## MATERIAL TO PROCESS
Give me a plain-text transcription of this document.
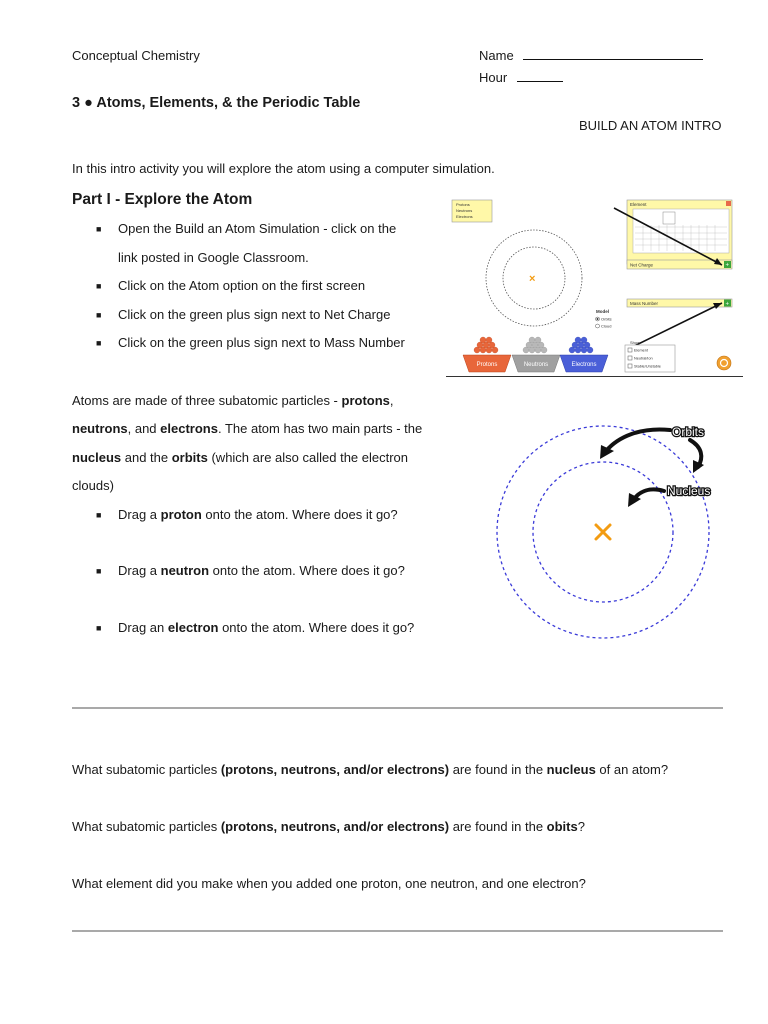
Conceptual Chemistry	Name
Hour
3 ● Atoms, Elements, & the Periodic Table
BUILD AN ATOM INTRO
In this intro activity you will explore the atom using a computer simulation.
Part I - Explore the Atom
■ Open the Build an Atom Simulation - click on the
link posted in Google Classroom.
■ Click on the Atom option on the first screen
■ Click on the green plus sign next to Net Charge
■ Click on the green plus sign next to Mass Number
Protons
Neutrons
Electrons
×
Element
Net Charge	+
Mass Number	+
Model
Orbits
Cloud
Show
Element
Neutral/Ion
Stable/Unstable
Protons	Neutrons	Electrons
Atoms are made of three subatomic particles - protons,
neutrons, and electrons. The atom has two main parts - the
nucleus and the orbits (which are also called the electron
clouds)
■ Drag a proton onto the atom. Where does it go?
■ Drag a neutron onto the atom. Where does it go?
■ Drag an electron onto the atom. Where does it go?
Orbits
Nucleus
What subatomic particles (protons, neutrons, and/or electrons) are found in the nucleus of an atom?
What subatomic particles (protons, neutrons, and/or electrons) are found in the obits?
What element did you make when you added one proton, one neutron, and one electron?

## WORK TO DO
Extract the full listing exactly, with the pictures left out.

## TASK ANSWER
Give me a plain-text transcription of this document.
Conceptual Chemistry	Name
Hour
3 ● Atoms, Elements, & the Periodic Table
BUILD AN ATOM INTRO
In this intro activity you will explore the atom using a computer simulation.
Part I - Explore the Atom
■ Open the Build an Atom Simulation - click on the
link posted in Google Classroom.
■ Click on the Atom option on the first screen
■ Click on the green plus sign next to Net Charge
■ Click on the green plus sign next to Mass Number
Protons
Neutrons
Electrons
×
Element
Net Charge	+
Mass Number	+
Model
Orbits
Cloud
Show
Element
Neutral/Ion
Stable/Unstable
Protons	Neutrons	Electrons
Atoms are made of three subatomic particles - protons,
neutrons, and electrons. The atom has two main parts - the
nucleus and the orbits (which are also called the electron
clouds)
■ Drag a proton onto the atom. Where does it go?
■ Drag a neutron onto the atom. Where does it go?
■ Drag an electron onto the atom. Where does it go?
Orbits
Nucleus
What subatomic particles (protons, neutrons, and/or electrons) are found in the nucleus of an atom?
What subatomic particles (protons, neutrons, and/or electrons) are found in the obits?
What element did you make when you added one proton, one neutron, and one electron?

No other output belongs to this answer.